** Items from a dataset **
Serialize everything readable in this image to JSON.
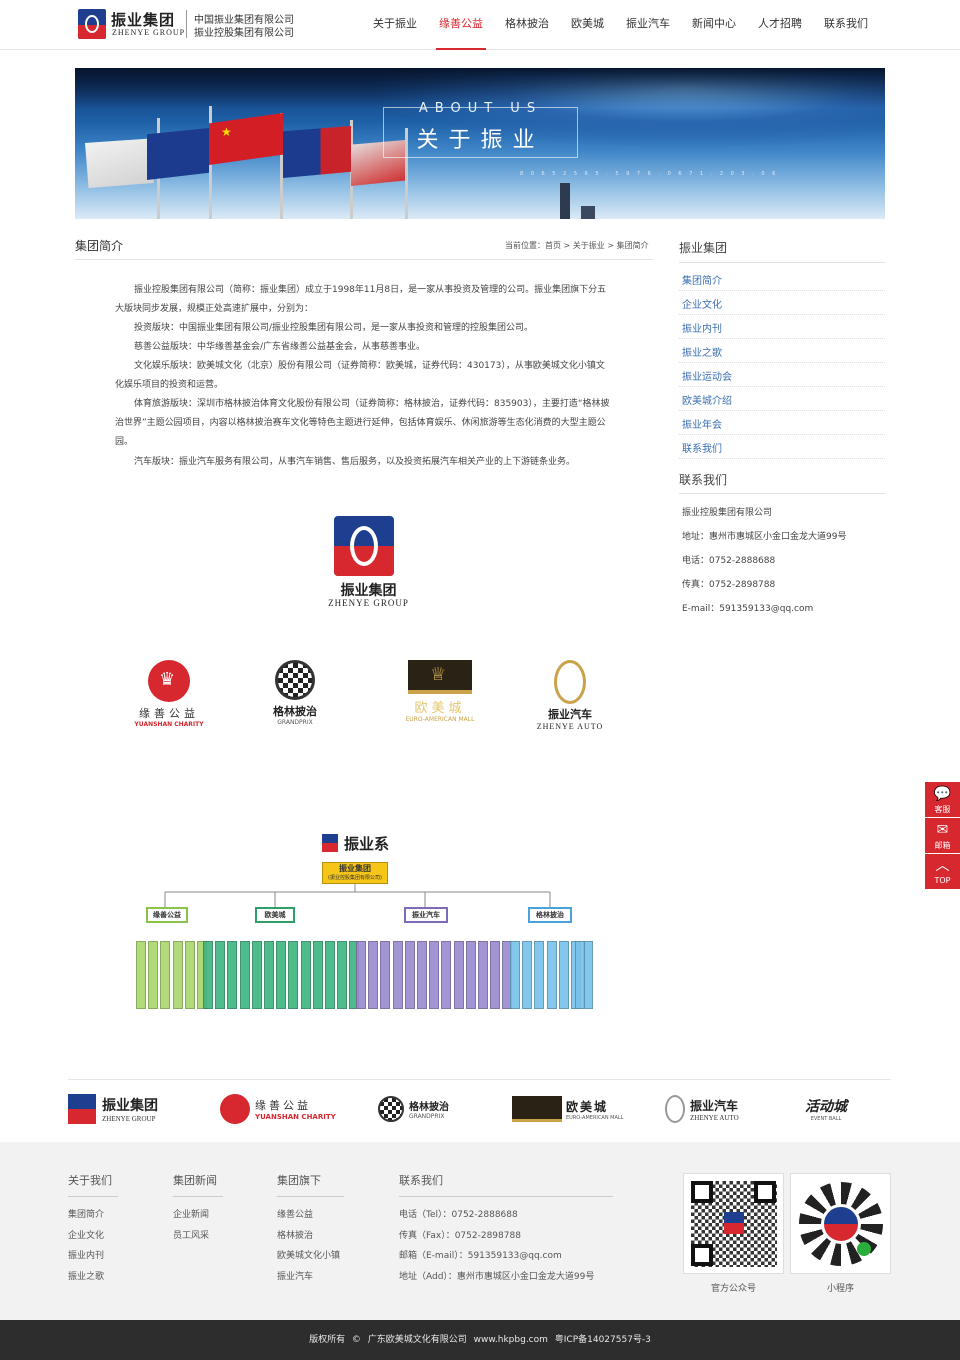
{
  "header": {
    "logo_cn": "振业集团",
    "logo_en": "ZHENYE GROUP",
    "company_line1": "中国振业集团有限公司",
    "company_line2": "振业控股集团有限公司",
    "nav": [
      "关于振业",
      "缘善公益",
      "格林披治",
      "欧美城",
      "振业汽车",
      "新闻中心",
      "人才招聘",
      "联系我们"
    ],
    "nav_active": "缘善公益"
  },
  "banner": {
    "en": "ABOUT US",
    "cn": "关于振业",
    "numbers": "8 0 6 5 2 5 6 5 . 5 9 7 6 . 0 6 7 1 . 2 0 3 . 0 6"
  },
  "main": {
    "title": "集团简介",
    "breadcrumb": "当前位置：首页 > 关于振业 > 集团简介",
    "paragraphs": [
      "振业控股集团有限公司（简称：振业集团）成立于1998年11月8日，是一家从事投资及管理的公司。振业集团旗下分五大版块同步发展，规模正处高速扩展中，分别为：",
      "投资版块：中国振业集团有限公司/振业控股集团有限公司，是一家从事投资和管理的控股集团公司。",
      "慈善公益版块：中华缘善基金会/广东省缘善公益基金会，从事慈善事业。",
      "文化娱乐版块：欧美城文化（北京）股份有限公司（证券简称：欧美城，证券代码：430173），从事欧美城文化小镇文化娱乐项目的投资和运营。",
      "体育旅游版块：深圳市格林披治体育文化股份有限公司（证券简称：格林披治，证券代码：835903），主要打造“格林披治世界”主题公园项目，内容以格林披治赛车文化等特色主题进行延伸，包括体育娱乐、休闲旅游等生态化消费的大型主题公园。",
      "汽车版块：振业汽车服务有限公司，从事汽车销售、售后服务，以及投资拓展汽车相关产业的上下游链条业务。"
    ],
    "big_logo_cn": "振业集团",
    "big_logo_en": "ZHENYE GROUP",
    "brands": [
      {
        "name": "缘善公益",
        "sub": "YUANSHAN CHARITY"
      },
      {
        "name": "格林披治",
        "sub": "GRANDPRIX"
      },
      {
        "name": "欧美城",
        "sub": "EURO-AMERICAN MALL"
      },
      {
        "name": "振业汽车",
        "sub": "ZHENYE AUTO"
      }
    ],
    "org": {
      "title": "振业系",
      "root": "振业集团",
      "root_sub": "(振业控股集团有限公司)",
      "branches": [
        {
          "name": "缘善公益",
          "color": "#8bc34a"
        },
        {
          "name": "欧美城",
          "color": "#2e9e6b"
        },
        {
          "name": "振业汽车",
          "color": "#7e6bb8"
        },
        {
          "name": "格林披治",
          "color": "#4aa3d8"
        }
      ]
    }
  },
  "sidebar": {
    "title": "振业集团",
    "links": [
      "集团简介",
      "企业文化",
      "振业内刊",
      "振业之歌",
      "振业运动会",
      "欧美城介绍",
      "振业年会",
      "联系我们"
    ],
    "contact_title": "联系我们",
    "contact": [
      "振业控股集团有限公司",
      "地址：惠州市惠城区小金口金龙大道99号",
      "电话：0752-2888688",
      "传真：0752-2898788",
      "E-mail：591359133@qq.com"
    ]
  },
  "float": {
    "service": "客服",
    "mail": "邮箱",
    "top": "TOP"
  },
  "partners": [
    {
      "name": "振业集团",
      "sub": "ZHENYE GROUP"
    },
    {
      "name": "缘善公益",
      "sub": "YUANSHAN CHARITY"
    },
    {
      "name": "格林披治",
      "sub": "GRANDPRIX"
    },
    {
      "name": "欧美城",
      "sub": "EURO-AMERICAN MALL"
    },
    {
      "name": "振业汽车",
      "sub": "ZHENYE AUTO"
    },
    {
      "name": "活动城",
      "sub": "EVENT BALL"
    }
  ],
  "footer": {
    "cols": [
      {
        "title": "关于我们",
        "links": [
          "集团简介",
          "企业文化",
          "振业内刊",
          "振业之歌"
        ]
      },
      {
        "title": "集团新闻",
        "links": [
          "企业新闻",
          "员工风采"
        ]
      },
      {
        "title": "集团旗下",
        "links": [
          "缘善公益",
          "格林披治",
          "欧美城文化小镇",
          "振业汽车"
        ]
      },
      {
        "title": "联系我们",
        "links": [
          "电话（Tel）：0752-2888688",
          "传真（Fax）：0752-2898788",
          "邮箱（E-mail）：591359133@qq.com",
          "地址（Add）：惠州市惠城区小金口金龙大道99号"
        ]
      }
    ],
    "qr1": "官方公众号",
    "qr2": "小程序",
    "copyright": "版权所有 © 广东欧美城文化有限公司  www.hkpbg.com  粤ICP备14027557号-3"
  },
  "colors": {
    "accent": "#d7282f",
    "brand_blue": "#1e3f8f",
    "link": "#3a6fb0"
  }
}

** SET EXERCISE **
Extract every line from the records above that contains the word "联系我们".

** COMPLETED EXERCISE **
      "联系我们"
      "联系我们"
    "contact_title": "联系我们",
        "title": "联系我们",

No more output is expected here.